TASK PROMPT:
Comb through the entries for "Polg" and pull out each line that holds it.

● ● ●

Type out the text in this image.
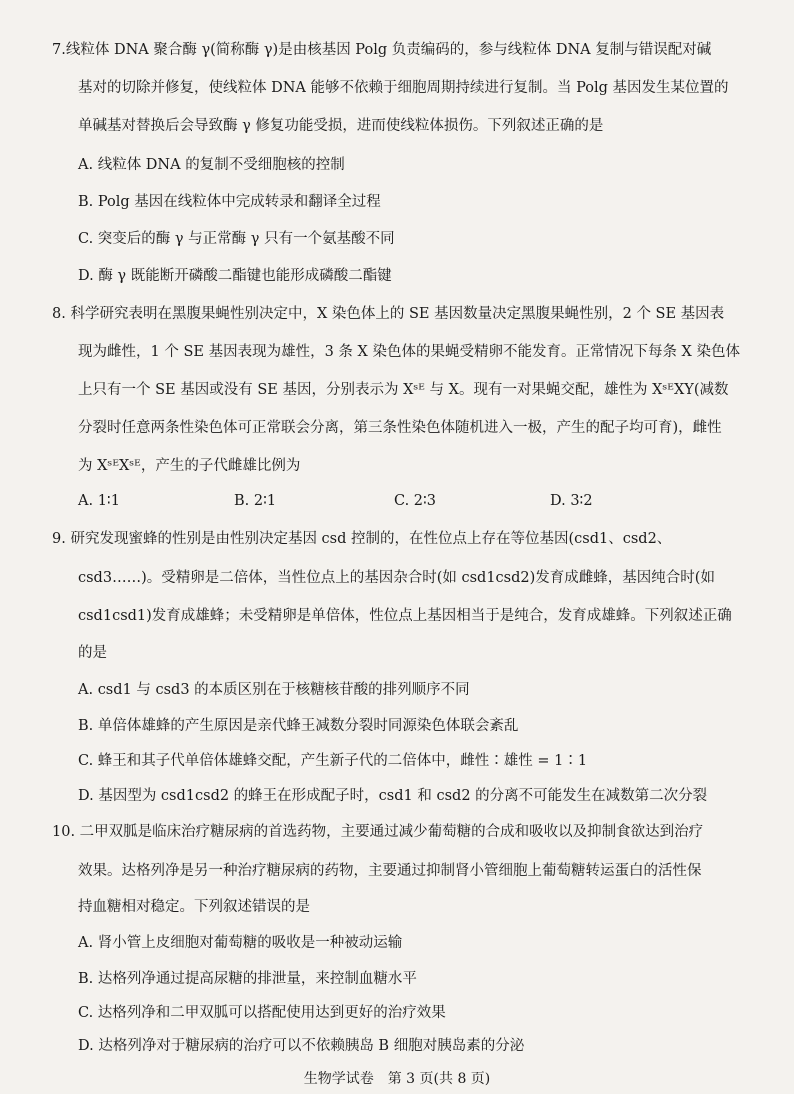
7.线粒体 DNA 聚合酶 γ(简称酶 γ)是由核基因 Polg 负责编码的，参与线粒体 DNA 复制与错误配对碱
基对的切除并修复，使线粒体 DNA 能够不依赖于细胞周期持续进行复制。当 Polg 基因发生某位置的
单碱基对替换后会导致酶 γ 修复功能受损，进而使线粒体损伤。下列叙述正确的是
A. 线粒体 DNA 的复制不受细胞核的控制
B. Polg 基因在线粒体中完成转录和翻译全过程
C. 突变后的酶 γ 与正常酶 γ 只有一个氨基酸不同
D. 酶 γ 既能断开磷酸二酯键也能形成磷酸二酯键
8. 科学研究表明在黑腹果蝇性别决定中，X 染色体上的 SE 基因数量决定黑腹果蝇性别，2 个 SE 基因表
现为雌性，1 个 SE 基因表现为雄性，3 条 X 染色体的果蝇受精卵不能发育。正常情况下每条 X 染色体
上只有一个 SE 基因或没有 SE 基因，分别表示为 Xˢᴱ 与 X。现有一对果蝇交配，雄性为 XˢᴱXY(减数
分裂时任意两条性染色体可正常联会分离，第三条性染色体随机进入一极，产生的配子均可育)，雌性
为 XˢᴱXˢᴱ，产生的子代雌雄比例为
A. 1∶1	B. 2∶1	C. 2∶3	D. 3∶2
9. 研究发现蜜蜂的性别是由性别决定基因 csd 控制的，在性位点上存在等位基因(csd1、csd2、
csd3……)。受精卵是二倍体，当性位点上的基因杂合时(如 csd1csd2)发育成雌蜂，基因纯合时(如
csd1csd1)发育成雄蜂；未受精卵是单倍体，性位点上基因相当于是纯合，发育成雄蜂。下列叙述正确
的是
A. csd1 与 csd3 的本质区别在于核糖核苷酸的排列顺序不同
B. 单倍体雄蜂的产生原因是亲代蜂王减数分裂时同源染色体联会紊乱
C. 蜂王和其子代单倍体雄蜂交配，产生新子代的二倍体中，雌性∶雄性 = 1∶1
D. 基因型为 csd1csd2 的蜂王在形成配子时，csd1 和 csd2 的分离不可能发生在减数第二次分裂
10. 二甲双胍是临床治疗糖尿病的首选药物，主要通过减少葡萄糖的合成和吸收以及抑制食欲达到治疗
效果。达格列净是另一种治疗糖尿病的药物，主要通过抑制肾小管细胞上葡萄糖转运蛋白的活性保
持血糖相对稳定。下列叙述错误的是
A. 肾小管上皮细胞对葡萄糖的吸收是一种被动运输
B. 达格列净通过提高尿糖的排泄量，来控制血糖水平
C. 达格列净和二甲双胍可以搭配使用达到更好的治疗效果
D. 达格列净对于糖尿病的治疗可以不依赖胰岛 B 细胞对胰岛素的分泌
生物学试卷　第 3 页(共 8 页)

● ● ●

FINAL ANSWER:
7.线粒体 DNA 聚合酶 γ(简称酶 γ)是由核基因 Polg 负责编码的，参与线粒体 DNA 复制与错误配对碱
基对的切除并修复，使线粒体 DNA 能够不依赖于细胞周期持续进行复制。当 Polg 基因发生某位置的
B. Polg 基因在线粒体中完成转录和翻译全过程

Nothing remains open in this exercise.